# Supplied material
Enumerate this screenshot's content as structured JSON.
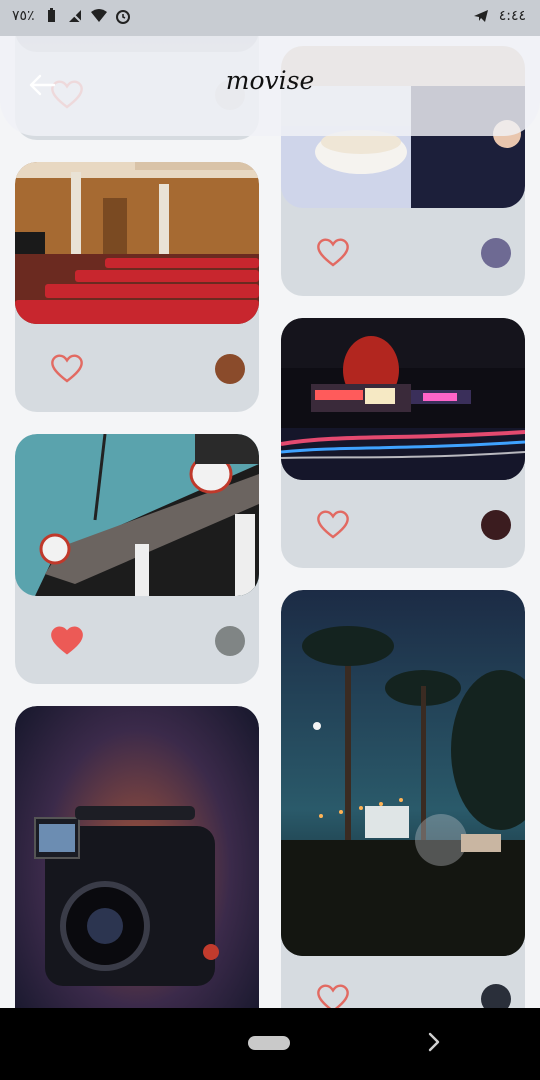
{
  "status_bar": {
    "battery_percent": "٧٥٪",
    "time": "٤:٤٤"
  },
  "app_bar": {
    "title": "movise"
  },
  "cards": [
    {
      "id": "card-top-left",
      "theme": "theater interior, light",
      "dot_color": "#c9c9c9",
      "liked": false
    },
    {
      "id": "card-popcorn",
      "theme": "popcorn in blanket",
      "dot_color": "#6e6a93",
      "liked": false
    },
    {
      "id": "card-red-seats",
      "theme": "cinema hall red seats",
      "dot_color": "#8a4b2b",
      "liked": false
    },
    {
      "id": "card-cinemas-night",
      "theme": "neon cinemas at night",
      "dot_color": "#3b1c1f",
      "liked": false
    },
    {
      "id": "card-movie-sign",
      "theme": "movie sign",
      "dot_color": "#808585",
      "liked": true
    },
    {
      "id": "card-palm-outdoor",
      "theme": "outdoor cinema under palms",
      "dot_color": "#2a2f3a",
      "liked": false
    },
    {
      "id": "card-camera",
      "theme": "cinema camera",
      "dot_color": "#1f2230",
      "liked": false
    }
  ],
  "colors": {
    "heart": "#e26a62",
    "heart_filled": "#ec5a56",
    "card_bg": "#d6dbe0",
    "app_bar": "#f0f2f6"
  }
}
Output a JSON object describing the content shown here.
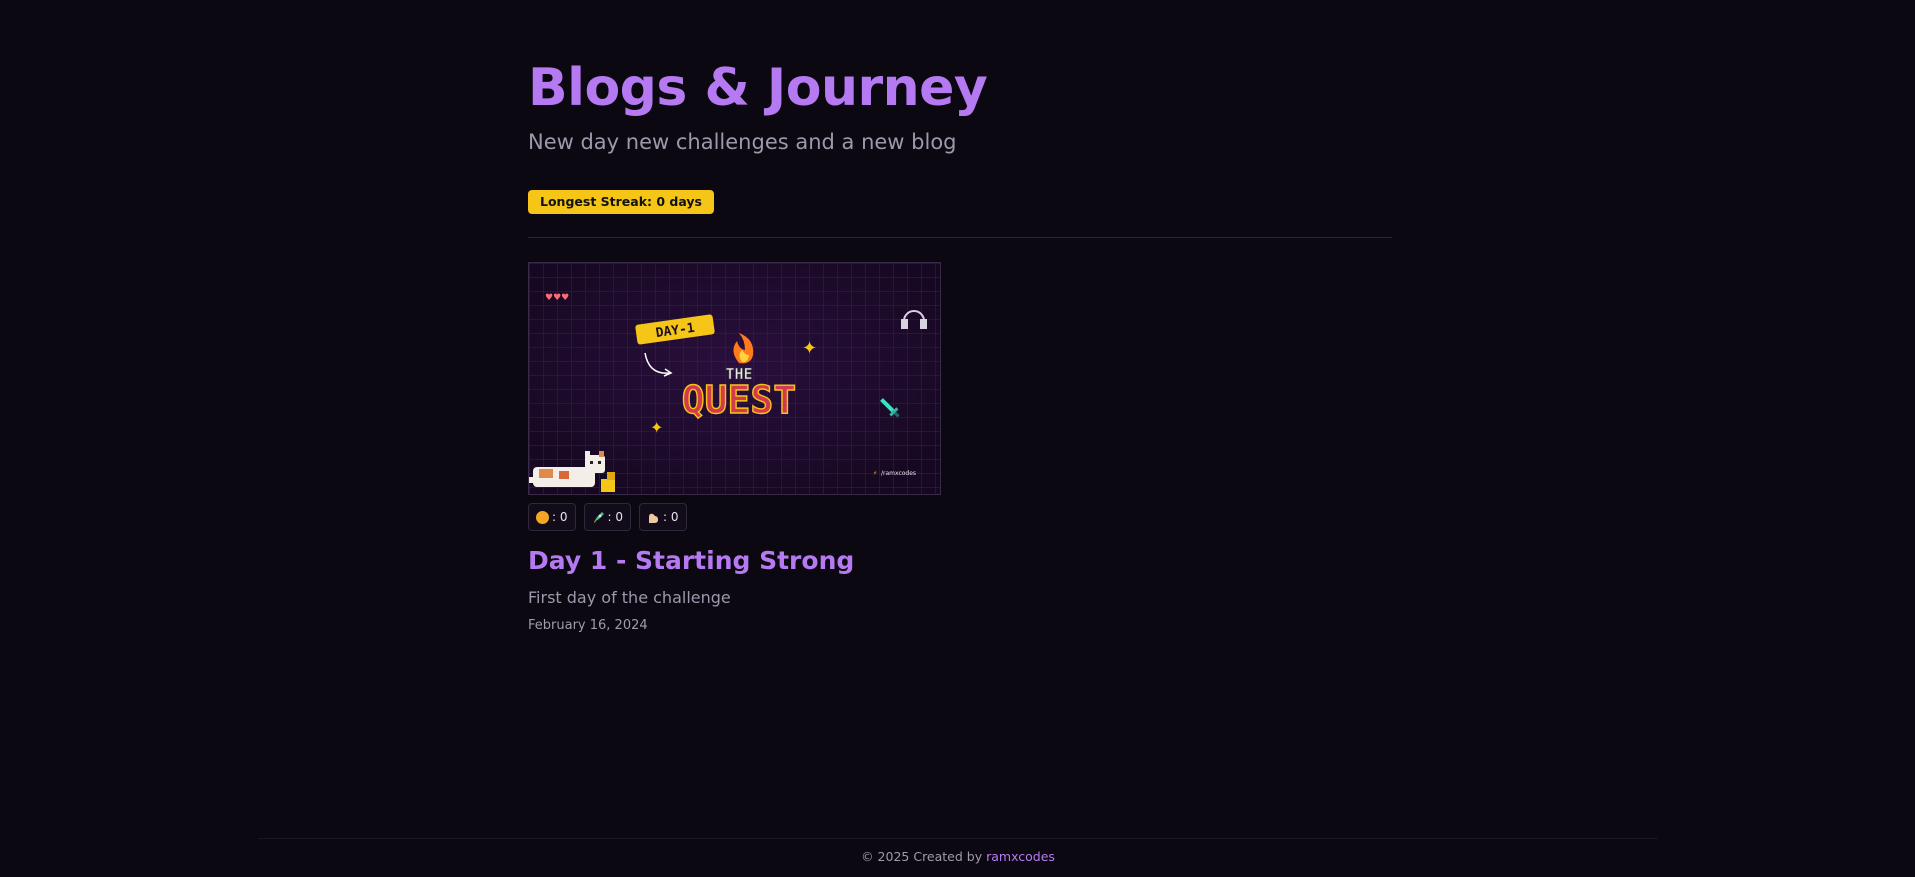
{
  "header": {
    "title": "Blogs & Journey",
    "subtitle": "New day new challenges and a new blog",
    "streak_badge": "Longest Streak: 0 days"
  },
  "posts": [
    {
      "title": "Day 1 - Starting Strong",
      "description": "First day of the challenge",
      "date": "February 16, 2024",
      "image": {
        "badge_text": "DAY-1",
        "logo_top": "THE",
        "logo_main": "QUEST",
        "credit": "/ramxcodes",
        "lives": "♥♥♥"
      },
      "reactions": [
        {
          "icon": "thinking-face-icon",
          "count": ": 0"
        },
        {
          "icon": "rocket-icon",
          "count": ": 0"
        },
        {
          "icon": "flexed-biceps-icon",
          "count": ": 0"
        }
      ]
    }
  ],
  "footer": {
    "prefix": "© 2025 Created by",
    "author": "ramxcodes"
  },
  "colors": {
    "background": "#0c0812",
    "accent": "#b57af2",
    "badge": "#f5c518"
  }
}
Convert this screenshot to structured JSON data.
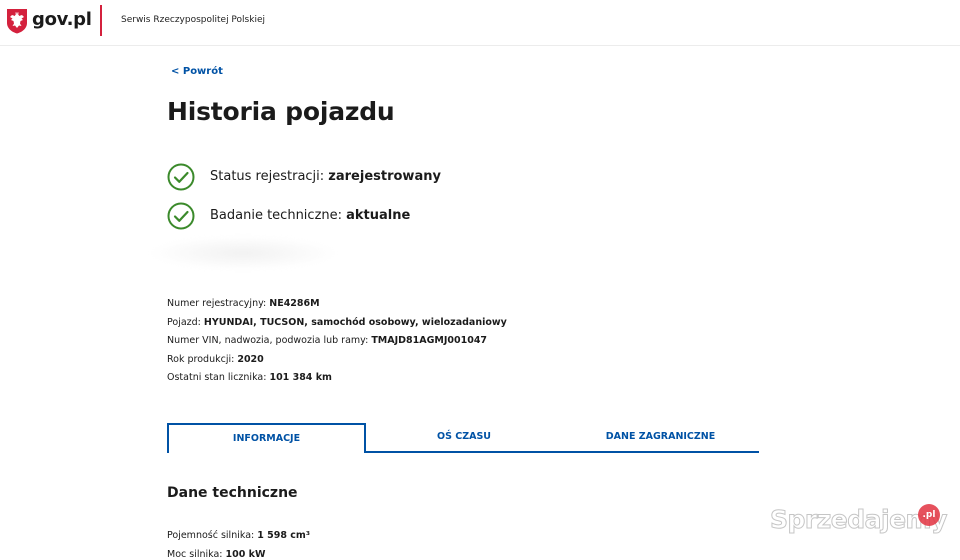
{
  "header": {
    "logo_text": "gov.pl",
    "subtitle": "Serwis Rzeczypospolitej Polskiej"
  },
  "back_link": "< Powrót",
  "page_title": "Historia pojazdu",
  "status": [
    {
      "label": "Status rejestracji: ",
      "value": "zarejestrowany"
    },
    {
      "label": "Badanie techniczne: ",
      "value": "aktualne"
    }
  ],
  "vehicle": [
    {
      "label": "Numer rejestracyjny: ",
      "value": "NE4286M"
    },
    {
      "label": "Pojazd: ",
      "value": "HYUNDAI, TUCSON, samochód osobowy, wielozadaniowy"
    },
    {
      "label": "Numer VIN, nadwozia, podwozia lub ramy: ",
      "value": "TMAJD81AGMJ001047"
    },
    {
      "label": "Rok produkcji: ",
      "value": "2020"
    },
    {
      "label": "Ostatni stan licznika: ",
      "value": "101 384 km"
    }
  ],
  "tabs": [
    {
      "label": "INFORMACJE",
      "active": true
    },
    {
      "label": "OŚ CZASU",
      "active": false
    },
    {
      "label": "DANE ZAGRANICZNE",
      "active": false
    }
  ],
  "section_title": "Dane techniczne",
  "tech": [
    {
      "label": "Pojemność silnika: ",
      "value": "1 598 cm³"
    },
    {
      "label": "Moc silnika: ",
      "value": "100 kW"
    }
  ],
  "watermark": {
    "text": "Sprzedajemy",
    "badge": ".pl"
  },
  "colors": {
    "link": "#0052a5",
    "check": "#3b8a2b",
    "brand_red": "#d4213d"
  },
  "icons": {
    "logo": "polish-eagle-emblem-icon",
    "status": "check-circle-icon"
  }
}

# Work instructions
Locate each line with the word "content" and copy it.

# Result for this task
Enumerate this screenshot's content as structured JSON.
Output a JSON object describing the content shown here.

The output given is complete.